Transcribe every line of the listing below without any deviation.

[Start Material shown]

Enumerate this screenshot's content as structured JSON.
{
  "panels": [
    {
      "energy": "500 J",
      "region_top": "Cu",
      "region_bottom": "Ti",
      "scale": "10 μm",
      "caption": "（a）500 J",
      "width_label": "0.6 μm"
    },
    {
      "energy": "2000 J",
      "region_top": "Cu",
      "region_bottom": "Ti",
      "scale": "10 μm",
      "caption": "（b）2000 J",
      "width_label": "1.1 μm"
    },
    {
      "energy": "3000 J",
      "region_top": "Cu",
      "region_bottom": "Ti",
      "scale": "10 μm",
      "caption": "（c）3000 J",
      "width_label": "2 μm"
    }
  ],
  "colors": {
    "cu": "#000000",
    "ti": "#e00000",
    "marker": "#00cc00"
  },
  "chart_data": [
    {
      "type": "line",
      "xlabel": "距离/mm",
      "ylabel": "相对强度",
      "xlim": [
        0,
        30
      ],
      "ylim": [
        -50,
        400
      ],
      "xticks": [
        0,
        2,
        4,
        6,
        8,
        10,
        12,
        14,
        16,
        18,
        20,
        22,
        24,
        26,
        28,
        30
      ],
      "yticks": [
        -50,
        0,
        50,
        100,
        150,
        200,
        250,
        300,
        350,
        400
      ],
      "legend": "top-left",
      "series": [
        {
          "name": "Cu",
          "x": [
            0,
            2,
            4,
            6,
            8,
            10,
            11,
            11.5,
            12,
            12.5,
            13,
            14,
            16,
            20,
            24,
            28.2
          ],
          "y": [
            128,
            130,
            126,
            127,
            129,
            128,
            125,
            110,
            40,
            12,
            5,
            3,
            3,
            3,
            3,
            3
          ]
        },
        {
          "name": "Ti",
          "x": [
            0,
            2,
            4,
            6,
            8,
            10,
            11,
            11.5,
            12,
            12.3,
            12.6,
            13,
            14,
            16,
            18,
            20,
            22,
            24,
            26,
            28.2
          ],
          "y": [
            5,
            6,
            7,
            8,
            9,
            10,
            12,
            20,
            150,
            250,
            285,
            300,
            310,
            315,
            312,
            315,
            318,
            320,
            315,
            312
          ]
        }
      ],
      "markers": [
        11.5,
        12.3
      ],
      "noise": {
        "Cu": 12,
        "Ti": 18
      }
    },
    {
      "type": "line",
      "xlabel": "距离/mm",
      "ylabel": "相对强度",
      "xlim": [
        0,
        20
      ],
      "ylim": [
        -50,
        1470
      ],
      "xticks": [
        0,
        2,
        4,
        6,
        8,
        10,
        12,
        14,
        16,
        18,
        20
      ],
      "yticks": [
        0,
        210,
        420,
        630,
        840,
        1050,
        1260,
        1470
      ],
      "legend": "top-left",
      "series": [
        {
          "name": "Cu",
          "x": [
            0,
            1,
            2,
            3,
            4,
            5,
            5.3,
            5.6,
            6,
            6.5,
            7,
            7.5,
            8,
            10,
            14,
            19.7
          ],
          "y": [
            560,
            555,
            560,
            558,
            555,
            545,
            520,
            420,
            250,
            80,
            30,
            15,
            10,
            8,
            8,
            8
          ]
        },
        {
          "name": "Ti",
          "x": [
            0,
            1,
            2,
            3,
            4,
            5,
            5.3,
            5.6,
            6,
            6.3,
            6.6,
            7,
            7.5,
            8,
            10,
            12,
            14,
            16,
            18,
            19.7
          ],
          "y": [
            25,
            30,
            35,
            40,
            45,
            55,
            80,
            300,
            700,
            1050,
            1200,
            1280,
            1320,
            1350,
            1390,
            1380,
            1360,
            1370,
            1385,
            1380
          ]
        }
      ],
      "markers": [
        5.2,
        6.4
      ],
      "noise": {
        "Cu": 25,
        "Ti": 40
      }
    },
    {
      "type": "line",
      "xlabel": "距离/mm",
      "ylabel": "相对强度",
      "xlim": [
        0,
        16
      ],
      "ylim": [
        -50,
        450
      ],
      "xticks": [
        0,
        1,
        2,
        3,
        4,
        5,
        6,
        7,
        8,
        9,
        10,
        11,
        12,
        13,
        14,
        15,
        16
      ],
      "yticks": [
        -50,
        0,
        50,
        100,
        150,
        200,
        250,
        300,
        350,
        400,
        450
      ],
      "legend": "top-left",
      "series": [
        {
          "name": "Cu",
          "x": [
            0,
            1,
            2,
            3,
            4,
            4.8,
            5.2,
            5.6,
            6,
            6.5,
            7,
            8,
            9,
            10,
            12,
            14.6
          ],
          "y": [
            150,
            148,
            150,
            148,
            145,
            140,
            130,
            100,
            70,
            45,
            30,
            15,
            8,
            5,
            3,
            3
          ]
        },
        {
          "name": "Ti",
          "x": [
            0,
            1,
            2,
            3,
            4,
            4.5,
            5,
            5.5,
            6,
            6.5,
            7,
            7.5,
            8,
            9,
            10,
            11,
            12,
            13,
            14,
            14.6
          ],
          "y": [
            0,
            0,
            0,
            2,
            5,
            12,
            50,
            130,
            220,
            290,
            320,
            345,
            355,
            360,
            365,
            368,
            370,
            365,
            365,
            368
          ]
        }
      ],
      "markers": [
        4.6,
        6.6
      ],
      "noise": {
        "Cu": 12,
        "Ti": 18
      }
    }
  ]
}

[End Material shown]

__Output below__.
Enumerate this screenshot's content as structured JSON.
{
  "panels": [
    {
      "energy": "500 J",
      "region_top": "Cu",
      "region_bottom": "Ti",
      "scale": "10 μm",
      "caption": "（a）500 J",
      "width_label": "0.6 μm"
    },
    {
      "energy": "2000 J",
      "region_top": "Cu",
      "region_bottom": "Ti",
      "scale": "10 μm",
      "caption": "（b）2000 J",
      "width_label": "1.1 μm"
    },
    {
      "energy": "3000 J",
      "region_top": "Cu",
      "region_bottom": "Ti",
      "scale": "10 μm",
      "caption": "（c）3000 J",
      "width_label": "2 μm"
    }
  ],
  "colors": {
    "cu": "#000000",
    "ti": "#e00000",
    "marker": "#00cc00"
  },
  "chart_data": [
    {
      "type": "line",
      "xlabel": "距离/mm",
      "ylabel": "相对强度",
      "xlim": [
        0,
        30
      ],
      "ylim": [
        -50,
        400
      ],
      "xticks": [
        0,
        2,
        4,
        6,
        8,
        10,
        12,
        14,
        16,
        18,
        20,
        22,
        24,
        26,
        28,
        30
      ],
      "yticks": [
        -50,
        0,
        50,
        100,
        150,
        200,
        250,
        300,
        350,
        400
      ],
      "legend": "top-left",
      "series": [
        {
          "name": "Cu",
          "x": [
            0,
            2,
            4,
            6,
            8,
            10,
            11,
            11.5,
            12,
            12.5,
            13,
            14,
            16,
            20,
            24,
            28.2
          ],
          "y": [
            128,
            130,
            126,
            127,
            129,
            128,
            125,
            110,
            40,
            12,
            5,
            3,
            3,
            3,
            3,
            3
          ]
        },
        {
          "name": "Ti",
          "x": [
            0,
            2,
            4,
            6,
            8,
            10,
            11,
            11.5,
            12,
            12.3,
            12.6,
            13,
            14,
            16,
            18,
            20,
            22,
            24,
            26,
            28.2
          ],
          "y": [
            5,
            6,
            7,
            8,
            9,
            10,
            12,
            20,
            150,
            250,
            285,
            300,
            310,
            315,
            312,
            315,
            318,
            320,
            315,
            312
          ]
        }
      ],
      "markers": [
        11.5,
        12.3
      ],
      "noise": {
        "Cu": 12,
        "Ti": 18
      }
    },
    {
      "type": "line",
      "xlabel": "距离/mm",
      "ylabel": "相对强度",
      "xlim": [
        0,
        20
      ],
      "ylim": [
        -50,
        1470
      ],
      "xticks": [
        0,
        2,
        4,
        6,
        8,
        10,
        12,
        14,
        16,
        18,
        20
      ],
      "yticks": [
        0,
        210,
        420,
        630,
        840,
        1050,
        1260,
        1470
      ],
      "legend": "top-left",
      "series": [
        {
          "name": "Cu",
          "x": [
            0,
            1,
            2,
            3,
            4,
            5,
            5.3,
            5.6,
            6,
            6.5,
            7,
            7.5,
            8,
            10,
            14,
            19.7
          ],
          "y": [
            560,
            555,
            560,
            558,
            555,
            545,
            520,
            420,
            250,
            80,
            30,
            15,
            10,
            8,
            8,
            8
          ]
        },
        {
          "name": "Ti",
          "x": [
            0,
            1,
            2,
            3,
            4,
            5,
            5.3,
            5.6,
            6,
            6.3,
            6.6,
            7,
            7.5,
            8,
            10,
            12,
            14,
            16,
            18,
            19.7
          ],
          "y": [
            25,
            30,
            35,
            40,
            45,
            55,
            80,
            300,
            700,
            1050,
            1200,
            1280,
            1320,
            1350,
            1390,
            1380,
            1360,
            1370,
            1385,
            1380
          ]
        }
      ],
      "markers": [
        5.2,
        6.4
      ],
      "noise": {
        "Cu": 25,
        "Ti": 40
      }
    },
    {
      "type": "line",
      "xlabel": "距离/mm",
      "ylabel": "相对强度",
      "xlim": [
        0,
        16
      ],
      "ylim": [
        -50,
        450
      ],
      "xticks": [
        0,
        1,
        2,
        3,
        4,
        5,
        6,
        7,
        8,
        9,
        10,
        11,
        12,
        13,
        14,
        15,
        16
      ],
      "yticks": [
        -50,
        0,
        50,
        100,
        150,
        200,
        250,
        300,
        350,
        400,
        450
      ],
      "legend": "top-left",
      "series": [
        {
          "name": "Cu",
          "x": [
            0,
            1,
            2,
            3,
            4,
            4.8,
            5.2,
            5.6,
            6,
            6.5,
            7,
            8,
            9,
            10,
            12,
            14.6
          ],
          "y": [
            150,
            148,
            150,
            148,
            145,
            140,
            130,
            100,
            70,
            45,
            30,
            15,
            8,
            5,
            3,
            3
          ]
        },
        {
          "name": "Ti",
          "x": [
            0,
            1,
            2,
            3,
            4,
            4.5,
            5,
            5.5,
            6,
            6.5,
            7,
            7.5,
            8,
            9,
            10,
            11,
            12,
            13,
            14,
            14.6
          ],
          "y": [
            0,
            0,
            0,
            2,
            5,
            12,
            50,
            130,
            220,
            290,
            320,
            345,
            355,
            360,
            365,
            368,
            370,
            365,
            365,
            368
          ]
        }
      ],
      "markers": [
        4.6,
        6.6
      ],
      "noise": {
        "Cu": 12,
        "Ti": 18
      }
    }
  ]
}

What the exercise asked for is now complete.